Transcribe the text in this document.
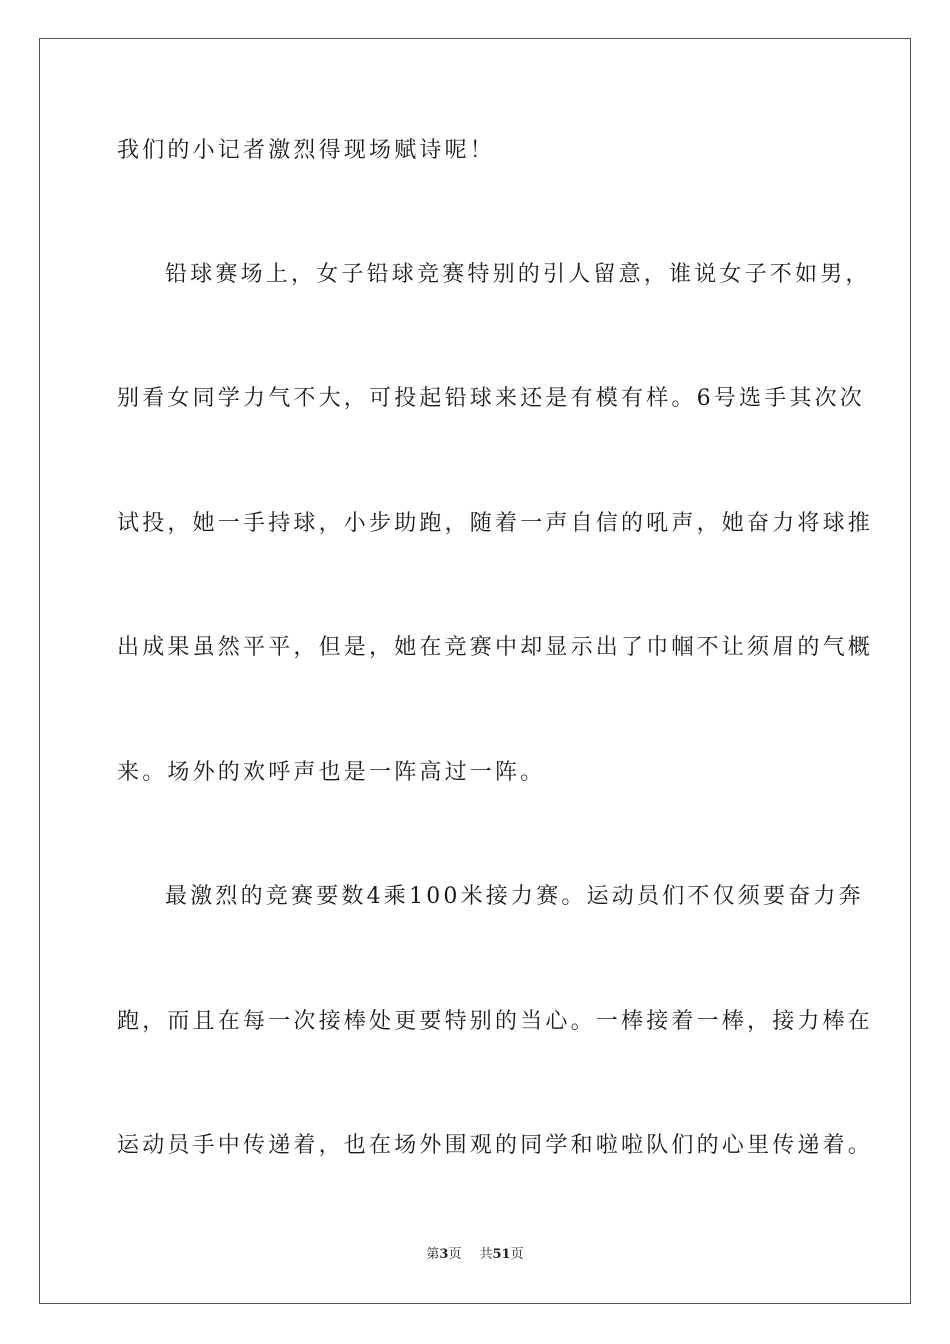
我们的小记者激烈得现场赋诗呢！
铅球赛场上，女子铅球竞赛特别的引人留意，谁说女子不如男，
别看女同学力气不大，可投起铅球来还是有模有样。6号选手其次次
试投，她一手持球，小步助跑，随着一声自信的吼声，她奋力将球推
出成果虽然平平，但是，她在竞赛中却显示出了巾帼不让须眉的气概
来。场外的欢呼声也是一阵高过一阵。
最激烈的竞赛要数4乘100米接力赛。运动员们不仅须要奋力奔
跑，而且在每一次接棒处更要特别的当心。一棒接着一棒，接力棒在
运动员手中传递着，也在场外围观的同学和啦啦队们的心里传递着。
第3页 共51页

● ● ● ● ●

■ PROBLEM DETAILS
What you return should match the records above word for word, minus the pictures.

■ FULL RESPONSE
Transcribe the text in this document.
我们的小记者激烈得现场赋诗呢！
铅球赛场上，女子铅球竞赛特别的引人留意，谁说女子不如男，
别看女同学力气不大，可投起铅球来还是有模有样。6号选手其次次
试投，她一手持球，小步助跑，随着一声自信的吼声，她奋力将球推
出成果虽然平平，但是，她在竞赛中却显示出了巾帼不让须眉的气概
来。场外的欢呼声也是一阵高过一阵。
最激烈的竞赛要数4乘100米接力赛。运动员们不仅须要奋力奔
跑，而且在每一次接棒处更要特别的当心。一棒接着一棒，接力棒在
运动员手中传递着，也在场外围观的同学和啦啦队们的心里传递着。
第3页 共51页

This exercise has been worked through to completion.